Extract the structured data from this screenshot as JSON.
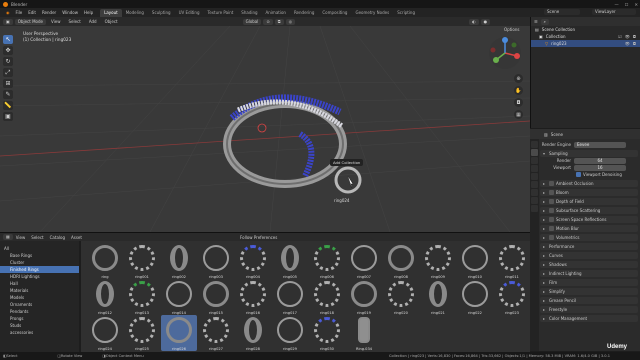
{
  "app": {
    "title": "Blender",
    "win_min": "—",
    "win_max": "☐",
    "win_close": "✕"
  },
  "topbar": {
    "menus": [
      "File",
      "Edit",
      "Render",
      "Window",
      "Help"
    ],
    "workspaces": [
      "Layout",
      "Modeling",
      "Sculpting",
      "UV Editing",
      "Texture Paint",
      "Shading",
      "Animation",
      "Rendering",
      "Compositing",
      "Geometry Nodes",
      "Scripting"
    ],
    "active_workspace": "Layout",
    "scene": "Scene",
    "view_layer": "ViewLayer"
  },
  "viewport_header": {
    "mode": "Object Mode",
    "menus": [
      "View",
      "Select",
      "Add",
      "Object"
    ],
    "orientation": "Global",
    "options": "Options"
  },
  "viewport": {
    "info_line1": "User Perspective",
    "info_line2": "(1) Collection | ring023",
    "popup_label": "Add Collection",
    "object_label": "ring024"
  },
  "toolbar": {
    "icons": [
      "cursor-select-icon",
      "move-icon",
      "rotate-icon",
      "scale-icon",
      "transform-icon",
      "annotate-icon",
      "measure-icon",
      "add-cube-icon"
    ]
  },
  "outliner": {
    "root": "Scene Collection",
    "collection": "Collection",
    "object": "ring023"
  },
  "properties": {
    "header": "Scene",
    "render_engine_label": "Render Engine",
    "render_engine": "Eevee",
    "sampling": "Sampling",
    "render_label": "Render",
    "render_value": "64",
    "viewport_label": "Viewport",
    "viewport_value": "16",
    "viewport_denoising": "Viewport Denoising",
    "panels": [
      "Ambient Occlusion",
      "Bloom",
      "Depth of Field",
      "Subsurface Scattering",
      "Screen Space Reflections",
      "Motion Blur",
      "Volumetrics",
      "Performance",
      "Curves",
      "Shadows",
      "Indirect Lighting",
      "Film",
      "Simplify",
      "Grease Pencil",
      "Freestyle",
      "Color Management"
    ]
  },
  "asset_browser": {
    "menus": [
      "View",
      "Select",
      "Catalog",
      "Asset"
    ],
    "filter": "Follow Preferences",
    "categories": [
      {
        "label": "All",
        "level": 0
      },
      {
        "label": "Base Rings",
        "level": 1
      },
      {
        "label": "Cluster",
        "level": 1
      },
      {
        "label": "Finished Rings",
        "level": 1,
        "selected": true
      },
      {
        "label": "HDRI Lightings",
        "level": 1
      },
      {
        "label": "Hall",
        "level": 1
      },
      {
        "label": "Materials",
        "level": 1
      },
      {
        "label": "Models",
        "level": 1
      },
      {
        "label": "Ornaments",
        "level": 1
      },
      {
        "label": "Pendants",
        "level": 1
      },
      {
        "label": "Prongs",
        "level": 1
      },
      {
        "label": "Studs",
        "level": 1
      },
      {
        "label": "accessories",
        "level": 1
      }
    ],
    "rows": [
      [
        "ring",
        "ring001",
        "ring002",
        "ring003",
        "ring004",
        "ring005",
        "ring006",
        "ring007",
        "ring008",
        "ring009",
        "ring010",
        "ring011"
      ],
      [
        "ring012",
        "ring013",
        "ring014",
        "ring015",
        "ring016",
        "ring017",
        "ring018",
        "ring019",
        "ring020",
        "ring021",
        "ring022",
        "ring023"
      ],
      [
        "ring024",
        "ring025",
        "ring026",
        "ring027",
        "ring028",
        "ring029",
        "ring030",
        "Ring.034"
      ]
    ],
    "selected_asset": "ring026"
  },
  "statusbar": {
    "left": "Select",
    "mid1": "Rotate View",
    "mid2": "Object Context Menu",
    "right": "Collection | ring023 | Verts:16,830 | Faces:16,864 | Tris:33,662 | Objects:1/1 | Memory: 58.3 MiB | VRAM: 1.6/4.0 GiB | 3.0.1"
  },
  "watermark": "Udemy",
  "colors": {
    "accent": "#4772b3",
    "brand": "#e87d0d",
    "gem_blue": "#3a44c8"
  }
}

> Given instruction
Restate the records word for word, omitting images.

> Written response
Extract the structured data from this screenshot as JSON.
{
  "app": {
    "title": "Blender",
    "win_min": "—",
    "win_max": "☐",
    "win_close": "✕"
  },
  "topbar": {
    "menus": [
      "File",
      "Edit",
      "Render",
      "Window",
      "Help"
    ],
    "workspaces": [
      "Layout",
      "Modeling",
      "Sculpting",
      "UV Editing",
      "Texture Paint",
      "Shading",
      "Animation",
      "Rendering",
      "Compositing",
      "Geometry Nodes",
      "Scripting"
    ],
    "active_workspace": "Layout",
    "scene": "Scene",
    "view_layer": "ViewLayer"
  },
  "viewport_header": {
    "mode": "Object Mode",
    "menus": [
      "View",
      "Select",
      "Add",
      "Object"
    ],
    "orientation": "Global",
    "options": "Options"
  },
  "viewport": {
    "info_line1": "User Perspective",
    "info_line2": "(1) Collection | ring023",
    "popup_label": "Add Collection",
    "object_label": "ring024"
  },
  "toolbar": {
    "icons": [
      "cursor-select-icon",
      "move-icon",
      "rotate-icon",
      "scale-icon",
      "transform-icon",
      "annotate-icon",
      "measure-icon",
      "add-cube-icon"
    ]
  },
  "outliner": {
    "root": "Scene Collection",
    "collection": "Collection",
    "object": "ring023"
  },
  "properties": {
    "header": "Scene",
    "render_engine_label": "Render Engine",
    "render_engine": "Eevee",
    "sampling": "Sampling",
    "render_label": "Render",
    "render_value": "64",
    "viewport_label": "Viewport",
    "viewport_value": "16",
    "viewport_denoising": "Viewport Denoising",
    "panels": [
      "Ambient Occlusion",
      "Bloom",
      "Depth of Field",
      "Subsurface Scattering",
      "Screen Space Reflections",
      "Motion Blur",
      "Volumetrics",
      "Performance",
      "Curves",
      "Shadows",
      "Indirect Lighting",
      "Film",
      "Simplify",
      "Grease Pencil",
      "Freestyle",
      "Color Management"
    ]
  },
  "asset_browser": {
    "menus": [
      "View",
      "Select",
      "Catalog",
      "Asset"
    ],
    "filter": "Follow Preferences",
    "categories": [
      {
        "label": "All",
        "level": 0
      },
      {
        "label": "Base Rings",
        "level": 1
      },
      {
        "label": "Cluster",
        "level": 1
      },
      {
        "label": "Finished Rings",
        "level": 1,
        "selected": true
      },
      {
        "label": "HDRI Lightings",
        "level": 1
      },
      {
        "label": "Hall",
        "level": 1
      },
      {
        "label": "Materials",
        "level": 1
      },
      {
        "label": "Models",
        "level": 1
      },
      {
        "label": "Ornaments",
        "level": 1
      },
      {
        "label": "Pendants",
        "level": 1
      },
      {
        "label": "Prongs",
        "level": 1
      },
      {
        "label": "Studs",
        "level": 1
      },
      {
        "label": "accessories",
        "level": 1
      }
    ],
    "rows": [
      [
        "ring",
        "ring001",
        "ring002",
        "ring003",
        "ring004",
        "ring005",
        "ring006",
        "ring007",
        "ring008",
        "ring009",
        "ring010",
        "ring011"
      ],
      [
        "ring012",
        "ring013",
        "ring014",
        "ring015",
        "ring016",
        "ring017",
        "ring018",
        "ring019",
        "ring020",
        "ring021",
        "ring022",
        "ring023"
      ],
      [
        "ring024",
        "ring025",
        "ring026",
        "ring027",
        "ring028",
        "ring029",
        "ring030",
        "Ring.034"
      ]
    ],
    "selected_asset": "ring026"
  },
  "statusbar": {
    "left": "Select",
    "mid1": "Rotate View",
    "mid2": "Object Context Menu",
    "right": "Collection | ring023 | Verts:16,830 | Faces:16,864 | Tris:33,662 | Objects:1/1 | Memory: 58.3 MiB | VRAM: 1.6/4.0 GiB | 3.0.1"
  },
  "watermark": "Udemy",
  "colors": {
    "accent": "#4772b3",
    "brand": "#e87d0d",
    "gem_blue": "#3a44c8"
  }
}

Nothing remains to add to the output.